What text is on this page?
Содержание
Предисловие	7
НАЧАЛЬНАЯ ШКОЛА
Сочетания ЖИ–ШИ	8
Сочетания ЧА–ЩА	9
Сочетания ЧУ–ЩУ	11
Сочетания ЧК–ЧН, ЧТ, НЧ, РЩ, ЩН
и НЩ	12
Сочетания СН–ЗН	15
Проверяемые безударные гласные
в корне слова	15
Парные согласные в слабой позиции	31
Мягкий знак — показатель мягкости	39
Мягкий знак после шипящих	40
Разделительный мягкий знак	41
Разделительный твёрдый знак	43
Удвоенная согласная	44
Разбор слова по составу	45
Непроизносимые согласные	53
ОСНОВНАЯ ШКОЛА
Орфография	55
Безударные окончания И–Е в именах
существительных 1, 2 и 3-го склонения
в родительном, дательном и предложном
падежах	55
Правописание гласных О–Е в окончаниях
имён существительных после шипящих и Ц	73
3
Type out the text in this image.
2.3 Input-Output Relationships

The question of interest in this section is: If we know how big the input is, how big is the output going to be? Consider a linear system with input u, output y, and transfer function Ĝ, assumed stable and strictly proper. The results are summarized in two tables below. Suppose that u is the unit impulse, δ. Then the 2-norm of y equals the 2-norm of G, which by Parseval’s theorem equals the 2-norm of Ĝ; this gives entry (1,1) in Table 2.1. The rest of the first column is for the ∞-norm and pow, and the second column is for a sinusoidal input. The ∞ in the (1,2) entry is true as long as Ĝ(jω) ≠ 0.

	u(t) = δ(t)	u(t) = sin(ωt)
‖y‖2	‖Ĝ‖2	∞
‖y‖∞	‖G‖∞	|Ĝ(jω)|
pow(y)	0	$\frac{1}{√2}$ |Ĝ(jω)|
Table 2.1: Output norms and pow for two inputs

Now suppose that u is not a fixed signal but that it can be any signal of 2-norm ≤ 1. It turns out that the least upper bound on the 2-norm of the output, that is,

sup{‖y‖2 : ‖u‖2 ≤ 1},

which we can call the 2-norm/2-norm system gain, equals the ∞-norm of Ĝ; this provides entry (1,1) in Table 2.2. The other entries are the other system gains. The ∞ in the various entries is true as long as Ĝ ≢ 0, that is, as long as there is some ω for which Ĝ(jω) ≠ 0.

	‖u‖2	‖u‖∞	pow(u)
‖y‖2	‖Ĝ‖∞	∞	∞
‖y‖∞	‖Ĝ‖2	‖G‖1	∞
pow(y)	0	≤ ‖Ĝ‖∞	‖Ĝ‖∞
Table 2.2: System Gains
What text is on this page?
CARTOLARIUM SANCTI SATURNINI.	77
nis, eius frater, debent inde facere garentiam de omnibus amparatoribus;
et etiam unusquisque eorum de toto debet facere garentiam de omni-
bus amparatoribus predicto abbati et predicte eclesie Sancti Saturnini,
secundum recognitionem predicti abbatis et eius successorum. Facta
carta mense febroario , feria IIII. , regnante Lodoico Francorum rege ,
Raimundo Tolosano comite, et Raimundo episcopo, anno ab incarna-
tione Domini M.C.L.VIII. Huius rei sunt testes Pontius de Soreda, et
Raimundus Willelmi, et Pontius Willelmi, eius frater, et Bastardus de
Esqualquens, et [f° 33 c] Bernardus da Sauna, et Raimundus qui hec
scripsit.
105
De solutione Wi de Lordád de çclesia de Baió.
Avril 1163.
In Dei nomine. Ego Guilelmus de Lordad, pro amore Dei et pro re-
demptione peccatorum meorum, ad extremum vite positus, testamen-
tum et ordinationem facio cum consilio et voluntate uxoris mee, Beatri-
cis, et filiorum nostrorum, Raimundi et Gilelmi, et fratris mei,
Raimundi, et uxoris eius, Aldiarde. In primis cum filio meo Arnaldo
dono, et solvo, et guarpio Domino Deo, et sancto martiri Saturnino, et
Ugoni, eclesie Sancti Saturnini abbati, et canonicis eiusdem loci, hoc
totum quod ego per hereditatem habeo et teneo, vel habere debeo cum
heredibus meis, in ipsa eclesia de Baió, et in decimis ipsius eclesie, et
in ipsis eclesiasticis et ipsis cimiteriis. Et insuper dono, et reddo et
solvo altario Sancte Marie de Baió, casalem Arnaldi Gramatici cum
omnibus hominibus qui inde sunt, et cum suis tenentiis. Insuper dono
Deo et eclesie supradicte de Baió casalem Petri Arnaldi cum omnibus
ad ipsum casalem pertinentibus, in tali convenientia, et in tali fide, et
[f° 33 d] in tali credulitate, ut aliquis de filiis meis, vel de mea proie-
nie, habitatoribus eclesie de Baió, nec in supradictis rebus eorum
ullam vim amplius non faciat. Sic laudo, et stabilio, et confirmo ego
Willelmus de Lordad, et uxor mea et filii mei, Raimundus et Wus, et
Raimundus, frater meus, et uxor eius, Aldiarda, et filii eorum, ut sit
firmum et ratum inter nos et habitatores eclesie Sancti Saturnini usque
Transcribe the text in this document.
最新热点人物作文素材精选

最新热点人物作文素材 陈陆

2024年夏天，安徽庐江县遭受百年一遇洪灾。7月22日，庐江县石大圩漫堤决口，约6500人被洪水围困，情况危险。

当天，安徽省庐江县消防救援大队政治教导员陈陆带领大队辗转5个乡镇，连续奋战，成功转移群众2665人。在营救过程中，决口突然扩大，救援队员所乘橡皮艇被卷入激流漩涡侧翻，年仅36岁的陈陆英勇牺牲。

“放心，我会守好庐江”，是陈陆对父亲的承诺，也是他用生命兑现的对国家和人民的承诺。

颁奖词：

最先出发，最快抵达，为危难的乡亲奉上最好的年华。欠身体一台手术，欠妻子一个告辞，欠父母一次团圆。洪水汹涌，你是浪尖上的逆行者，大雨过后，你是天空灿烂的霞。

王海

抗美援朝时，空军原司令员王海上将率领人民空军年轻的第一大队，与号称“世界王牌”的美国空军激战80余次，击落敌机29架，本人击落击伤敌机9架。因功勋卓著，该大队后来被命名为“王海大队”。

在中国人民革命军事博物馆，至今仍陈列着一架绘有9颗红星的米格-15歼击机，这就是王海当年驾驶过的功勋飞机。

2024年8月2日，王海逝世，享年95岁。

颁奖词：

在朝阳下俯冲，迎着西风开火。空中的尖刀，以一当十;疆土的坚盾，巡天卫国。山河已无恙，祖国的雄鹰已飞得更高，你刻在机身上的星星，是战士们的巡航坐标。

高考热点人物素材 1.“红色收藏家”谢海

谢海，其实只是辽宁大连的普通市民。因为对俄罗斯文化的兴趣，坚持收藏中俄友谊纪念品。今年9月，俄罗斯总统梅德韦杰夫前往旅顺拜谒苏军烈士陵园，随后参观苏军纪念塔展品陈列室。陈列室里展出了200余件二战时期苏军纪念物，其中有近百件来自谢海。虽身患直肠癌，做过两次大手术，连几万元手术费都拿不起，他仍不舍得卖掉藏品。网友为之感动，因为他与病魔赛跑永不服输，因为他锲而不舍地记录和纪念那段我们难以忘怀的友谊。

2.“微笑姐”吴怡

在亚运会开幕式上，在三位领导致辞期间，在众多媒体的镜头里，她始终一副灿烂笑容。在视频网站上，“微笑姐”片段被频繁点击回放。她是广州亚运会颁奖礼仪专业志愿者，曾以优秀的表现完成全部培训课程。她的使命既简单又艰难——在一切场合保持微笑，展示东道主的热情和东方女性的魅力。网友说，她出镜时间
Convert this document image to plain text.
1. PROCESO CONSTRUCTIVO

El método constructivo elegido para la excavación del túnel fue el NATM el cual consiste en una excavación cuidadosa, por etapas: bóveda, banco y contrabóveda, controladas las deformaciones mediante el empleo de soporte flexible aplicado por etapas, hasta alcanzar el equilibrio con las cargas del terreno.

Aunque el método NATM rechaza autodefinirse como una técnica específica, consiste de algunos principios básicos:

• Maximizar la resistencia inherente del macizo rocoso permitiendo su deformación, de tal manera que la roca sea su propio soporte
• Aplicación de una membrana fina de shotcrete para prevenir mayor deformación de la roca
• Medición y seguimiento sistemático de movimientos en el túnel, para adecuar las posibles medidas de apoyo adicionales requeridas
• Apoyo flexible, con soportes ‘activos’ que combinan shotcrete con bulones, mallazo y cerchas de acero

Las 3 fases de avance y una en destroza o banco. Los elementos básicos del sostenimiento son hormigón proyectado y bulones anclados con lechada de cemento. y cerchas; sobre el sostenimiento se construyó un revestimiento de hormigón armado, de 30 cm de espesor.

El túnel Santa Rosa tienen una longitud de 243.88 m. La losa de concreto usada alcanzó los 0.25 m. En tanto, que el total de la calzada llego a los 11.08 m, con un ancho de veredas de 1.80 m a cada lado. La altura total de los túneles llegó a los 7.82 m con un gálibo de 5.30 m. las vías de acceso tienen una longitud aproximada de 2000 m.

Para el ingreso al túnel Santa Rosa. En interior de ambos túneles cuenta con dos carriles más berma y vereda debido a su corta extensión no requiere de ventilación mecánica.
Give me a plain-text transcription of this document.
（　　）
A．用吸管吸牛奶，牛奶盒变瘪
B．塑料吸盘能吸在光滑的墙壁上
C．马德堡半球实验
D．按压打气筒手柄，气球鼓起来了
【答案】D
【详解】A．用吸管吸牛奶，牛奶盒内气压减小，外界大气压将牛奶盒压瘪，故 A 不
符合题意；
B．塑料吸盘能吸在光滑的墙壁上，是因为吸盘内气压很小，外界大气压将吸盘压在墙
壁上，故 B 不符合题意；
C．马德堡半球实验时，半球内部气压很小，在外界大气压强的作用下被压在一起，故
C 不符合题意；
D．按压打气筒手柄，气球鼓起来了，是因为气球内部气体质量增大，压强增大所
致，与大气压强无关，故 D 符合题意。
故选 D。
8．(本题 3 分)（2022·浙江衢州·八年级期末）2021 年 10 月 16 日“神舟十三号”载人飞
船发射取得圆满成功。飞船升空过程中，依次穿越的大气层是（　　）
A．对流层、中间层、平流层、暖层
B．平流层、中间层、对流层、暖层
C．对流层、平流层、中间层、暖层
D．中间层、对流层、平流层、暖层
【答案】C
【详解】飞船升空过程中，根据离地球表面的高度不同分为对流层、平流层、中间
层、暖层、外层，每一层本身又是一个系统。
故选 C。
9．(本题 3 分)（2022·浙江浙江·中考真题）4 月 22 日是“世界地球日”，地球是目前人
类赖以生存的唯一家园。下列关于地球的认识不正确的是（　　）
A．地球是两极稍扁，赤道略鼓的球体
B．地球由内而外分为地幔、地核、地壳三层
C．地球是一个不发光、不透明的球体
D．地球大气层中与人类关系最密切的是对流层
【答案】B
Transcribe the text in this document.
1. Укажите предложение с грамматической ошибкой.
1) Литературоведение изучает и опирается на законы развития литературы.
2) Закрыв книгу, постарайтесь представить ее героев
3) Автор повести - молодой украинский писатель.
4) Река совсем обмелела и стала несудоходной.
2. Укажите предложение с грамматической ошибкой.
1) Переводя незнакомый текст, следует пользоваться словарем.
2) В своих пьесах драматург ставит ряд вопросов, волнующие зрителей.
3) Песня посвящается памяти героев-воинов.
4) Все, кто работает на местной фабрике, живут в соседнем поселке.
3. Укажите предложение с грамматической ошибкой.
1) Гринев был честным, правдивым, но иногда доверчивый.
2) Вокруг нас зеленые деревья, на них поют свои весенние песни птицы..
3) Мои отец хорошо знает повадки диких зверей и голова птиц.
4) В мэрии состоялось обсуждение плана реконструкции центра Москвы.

::::::

WHAT TO WORK ON:
Check each line above for the word "грамматической" and copy the ones that have it.

RESULT OF THIS EXERCISE:
1. Укажите предложение с грамматической ошибкой.
2. Укажите предложение с грамматической ошибкой.
3. Укажите предложение с грамматической ошибкой.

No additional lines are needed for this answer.